### Dataset items:

::::::::

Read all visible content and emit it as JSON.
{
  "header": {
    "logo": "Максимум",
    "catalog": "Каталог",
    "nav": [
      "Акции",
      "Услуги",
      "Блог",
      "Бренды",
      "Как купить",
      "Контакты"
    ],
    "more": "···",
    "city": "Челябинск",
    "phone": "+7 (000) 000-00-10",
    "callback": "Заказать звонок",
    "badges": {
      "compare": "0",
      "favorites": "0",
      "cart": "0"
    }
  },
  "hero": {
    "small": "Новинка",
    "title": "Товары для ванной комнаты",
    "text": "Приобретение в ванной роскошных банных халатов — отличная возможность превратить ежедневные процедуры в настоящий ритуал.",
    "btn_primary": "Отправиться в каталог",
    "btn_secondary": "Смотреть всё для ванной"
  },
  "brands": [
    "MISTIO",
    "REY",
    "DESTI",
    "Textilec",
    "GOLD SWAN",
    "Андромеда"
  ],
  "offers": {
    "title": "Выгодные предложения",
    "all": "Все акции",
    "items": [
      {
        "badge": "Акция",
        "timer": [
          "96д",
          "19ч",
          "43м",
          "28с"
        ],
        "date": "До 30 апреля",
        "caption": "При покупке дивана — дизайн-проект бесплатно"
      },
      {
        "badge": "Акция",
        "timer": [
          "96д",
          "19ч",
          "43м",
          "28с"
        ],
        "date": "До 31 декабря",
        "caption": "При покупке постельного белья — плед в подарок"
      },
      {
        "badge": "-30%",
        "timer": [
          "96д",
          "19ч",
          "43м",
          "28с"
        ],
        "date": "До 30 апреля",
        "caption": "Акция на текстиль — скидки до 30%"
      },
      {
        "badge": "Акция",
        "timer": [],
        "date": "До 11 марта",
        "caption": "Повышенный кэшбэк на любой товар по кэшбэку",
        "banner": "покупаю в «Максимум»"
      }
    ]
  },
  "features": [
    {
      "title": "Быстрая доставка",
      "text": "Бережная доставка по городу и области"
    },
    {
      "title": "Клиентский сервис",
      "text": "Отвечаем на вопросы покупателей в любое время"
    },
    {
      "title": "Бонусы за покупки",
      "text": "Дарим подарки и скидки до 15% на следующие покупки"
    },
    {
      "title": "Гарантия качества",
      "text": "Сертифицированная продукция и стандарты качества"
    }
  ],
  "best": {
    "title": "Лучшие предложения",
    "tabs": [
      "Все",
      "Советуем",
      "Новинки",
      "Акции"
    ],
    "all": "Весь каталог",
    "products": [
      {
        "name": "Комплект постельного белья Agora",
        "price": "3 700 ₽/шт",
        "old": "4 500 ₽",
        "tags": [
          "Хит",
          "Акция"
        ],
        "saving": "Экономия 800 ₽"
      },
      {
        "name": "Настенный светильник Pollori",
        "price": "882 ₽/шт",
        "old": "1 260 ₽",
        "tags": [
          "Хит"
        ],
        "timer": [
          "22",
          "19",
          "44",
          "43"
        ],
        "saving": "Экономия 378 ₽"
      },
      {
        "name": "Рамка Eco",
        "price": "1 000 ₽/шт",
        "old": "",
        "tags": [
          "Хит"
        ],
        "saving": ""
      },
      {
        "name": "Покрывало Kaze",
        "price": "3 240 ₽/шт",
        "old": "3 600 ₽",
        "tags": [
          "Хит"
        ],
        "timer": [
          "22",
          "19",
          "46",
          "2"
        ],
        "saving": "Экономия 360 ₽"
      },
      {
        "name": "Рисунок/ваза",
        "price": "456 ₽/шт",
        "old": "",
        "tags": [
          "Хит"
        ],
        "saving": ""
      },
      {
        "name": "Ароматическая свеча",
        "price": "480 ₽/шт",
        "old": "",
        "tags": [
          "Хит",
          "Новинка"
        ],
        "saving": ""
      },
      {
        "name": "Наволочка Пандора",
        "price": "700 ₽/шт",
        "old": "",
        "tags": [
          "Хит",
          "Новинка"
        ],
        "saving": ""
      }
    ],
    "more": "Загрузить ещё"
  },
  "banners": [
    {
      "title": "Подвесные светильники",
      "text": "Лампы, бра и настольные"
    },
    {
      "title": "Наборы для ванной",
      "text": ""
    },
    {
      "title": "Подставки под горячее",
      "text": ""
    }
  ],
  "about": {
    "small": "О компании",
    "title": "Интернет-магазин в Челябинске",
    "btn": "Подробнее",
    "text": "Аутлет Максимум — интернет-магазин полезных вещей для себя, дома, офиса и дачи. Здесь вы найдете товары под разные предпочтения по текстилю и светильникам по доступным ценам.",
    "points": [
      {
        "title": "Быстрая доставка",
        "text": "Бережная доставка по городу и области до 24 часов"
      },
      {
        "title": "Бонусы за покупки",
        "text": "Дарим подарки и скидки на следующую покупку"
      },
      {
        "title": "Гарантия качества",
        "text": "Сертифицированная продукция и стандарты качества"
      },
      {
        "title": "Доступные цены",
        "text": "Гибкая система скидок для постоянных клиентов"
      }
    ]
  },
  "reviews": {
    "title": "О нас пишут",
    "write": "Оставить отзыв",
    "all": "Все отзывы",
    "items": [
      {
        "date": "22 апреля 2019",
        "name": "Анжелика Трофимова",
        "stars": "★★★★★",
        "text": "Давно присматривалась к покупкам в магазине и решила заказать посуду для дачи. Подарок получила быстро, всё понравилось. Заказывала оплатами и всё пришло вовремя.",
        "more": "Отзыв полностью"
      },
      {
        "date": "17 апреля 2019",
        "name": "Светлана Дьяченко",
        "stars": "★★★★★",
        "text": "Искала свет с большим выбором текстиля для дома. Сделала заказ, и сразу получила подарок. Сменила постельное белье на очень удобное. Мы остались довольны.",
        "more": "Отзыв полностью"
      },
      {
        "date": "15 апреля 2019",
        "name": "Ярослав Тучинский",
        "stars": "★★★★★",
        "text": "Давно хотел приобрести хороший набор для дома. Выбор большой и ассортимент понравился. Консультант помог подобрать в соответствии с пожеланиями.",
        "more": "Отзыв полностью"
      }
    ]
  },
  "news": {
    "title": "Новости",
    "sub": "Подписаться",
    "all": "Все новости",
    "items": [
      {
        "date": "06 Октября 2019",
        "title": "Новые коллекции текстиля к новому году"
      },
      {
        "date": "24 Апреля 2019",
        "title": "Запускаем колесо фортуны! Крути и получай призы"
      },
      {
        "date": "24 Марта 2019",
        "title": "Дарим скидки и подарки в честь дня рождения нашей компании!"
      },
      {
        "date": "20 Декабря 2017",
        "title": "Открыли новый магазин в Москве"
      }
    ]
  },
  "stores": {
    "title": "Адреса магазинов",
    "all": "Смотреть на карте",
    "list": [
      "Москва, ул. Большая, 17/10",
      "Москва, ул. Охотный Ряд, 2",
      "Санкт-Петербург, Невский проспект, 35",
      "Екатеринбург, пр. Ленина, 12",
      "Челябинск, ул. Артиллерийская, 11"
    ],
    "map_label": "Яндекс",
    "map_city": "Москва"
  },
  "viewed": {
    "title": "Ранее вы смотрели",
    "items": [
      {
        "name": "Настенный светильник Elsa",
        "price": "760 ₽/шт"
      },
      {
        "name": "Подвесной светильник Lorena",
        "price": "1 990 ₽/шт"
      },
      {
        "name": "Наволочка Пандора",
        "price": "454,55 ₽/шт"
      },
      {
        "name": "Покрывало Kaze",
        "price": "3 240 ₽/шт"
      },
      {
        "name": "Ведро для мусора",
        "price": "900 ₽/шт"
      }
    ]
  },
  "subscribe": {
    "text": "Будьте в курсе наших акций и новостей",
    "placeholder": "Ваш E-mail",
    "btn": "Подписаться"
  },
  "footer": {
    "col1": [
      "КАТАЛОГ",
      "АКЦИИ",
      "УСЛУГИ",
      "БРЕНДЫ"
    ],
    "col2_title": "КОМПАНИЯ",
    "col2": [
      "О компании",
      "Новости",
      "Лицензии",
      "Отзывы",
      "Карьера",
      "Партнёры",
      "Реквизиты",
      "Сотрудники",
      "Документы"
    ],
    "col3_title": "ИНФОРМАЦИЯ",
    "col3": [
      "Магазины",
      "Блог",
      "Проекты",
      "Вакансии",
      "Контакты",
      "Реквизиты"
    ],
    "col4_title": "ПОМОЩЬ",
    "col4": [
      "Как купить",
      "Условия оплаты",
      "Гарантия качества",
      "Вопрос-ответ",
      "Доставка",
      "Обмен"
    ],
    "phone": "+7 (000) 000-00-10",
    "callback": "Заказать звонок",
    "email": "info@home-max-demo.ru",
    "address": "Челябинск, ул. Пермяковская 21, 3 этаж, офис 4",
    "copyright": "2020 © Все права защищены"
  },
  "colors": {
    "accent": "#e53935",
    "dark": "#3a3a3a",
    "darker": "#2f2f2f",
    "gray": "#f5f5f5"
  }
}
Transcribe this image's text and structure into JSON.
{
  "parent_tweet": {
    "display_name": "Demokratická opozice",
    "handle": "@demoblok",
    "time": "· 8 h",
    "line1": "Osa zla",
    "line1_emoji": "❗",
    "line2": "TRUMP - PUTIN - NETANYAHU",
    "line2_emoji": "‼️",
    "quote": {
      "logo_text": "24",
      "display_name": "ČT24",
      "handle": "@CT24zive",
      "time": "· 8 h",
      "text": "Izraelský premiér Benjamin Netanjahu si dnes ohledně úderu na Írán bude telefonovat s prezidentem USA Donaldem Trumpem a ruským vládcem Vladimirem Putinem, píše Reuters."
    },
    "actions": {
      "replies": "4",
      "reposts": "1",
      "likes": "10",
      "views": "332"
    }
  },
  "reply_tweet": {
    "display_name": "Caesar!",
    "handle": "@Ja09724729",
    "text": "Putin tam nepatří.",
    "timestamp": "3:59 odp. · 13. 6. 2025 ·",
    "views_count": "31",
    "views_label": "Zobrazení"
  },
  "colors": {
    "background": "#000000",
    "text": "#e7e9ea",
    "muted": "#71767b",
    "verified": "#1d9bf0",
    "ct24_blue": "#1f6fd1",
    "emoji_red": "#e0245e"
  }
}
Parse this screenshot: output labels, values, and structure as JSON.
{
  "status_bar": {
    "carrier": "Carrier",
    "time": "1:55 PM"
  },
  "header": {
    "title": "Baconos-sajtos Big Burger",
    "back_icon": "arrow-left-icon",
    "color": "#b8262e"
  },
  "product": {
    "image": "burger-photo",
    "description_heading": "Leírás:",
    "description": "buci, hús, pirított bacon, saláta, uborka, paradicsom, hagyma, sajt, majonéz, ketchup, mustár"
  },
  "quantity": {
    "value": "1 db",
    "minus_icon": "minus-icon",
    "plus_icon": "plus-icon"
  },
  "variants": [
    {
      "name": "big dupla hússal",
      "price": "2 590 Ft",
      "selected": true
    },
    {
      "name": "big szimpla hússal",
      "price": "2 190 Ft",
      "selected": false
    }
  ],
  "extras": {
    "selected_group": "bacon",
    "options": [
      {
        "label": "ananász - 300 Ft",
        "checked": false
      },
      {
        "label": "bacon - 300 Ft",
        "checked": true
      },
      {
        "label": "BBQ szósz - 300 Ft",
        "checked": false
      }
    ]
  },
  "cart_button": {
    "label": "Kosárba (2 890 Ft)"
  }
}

::::::::

### What you are asked to do:
In the entries above, find each line with the string "icon" and copy it.

### Solution for this task:
    "back_icon": "arrow-left-icon",
    "minus_icon": "minus-icon",
    "plus_icon": "plus-icon"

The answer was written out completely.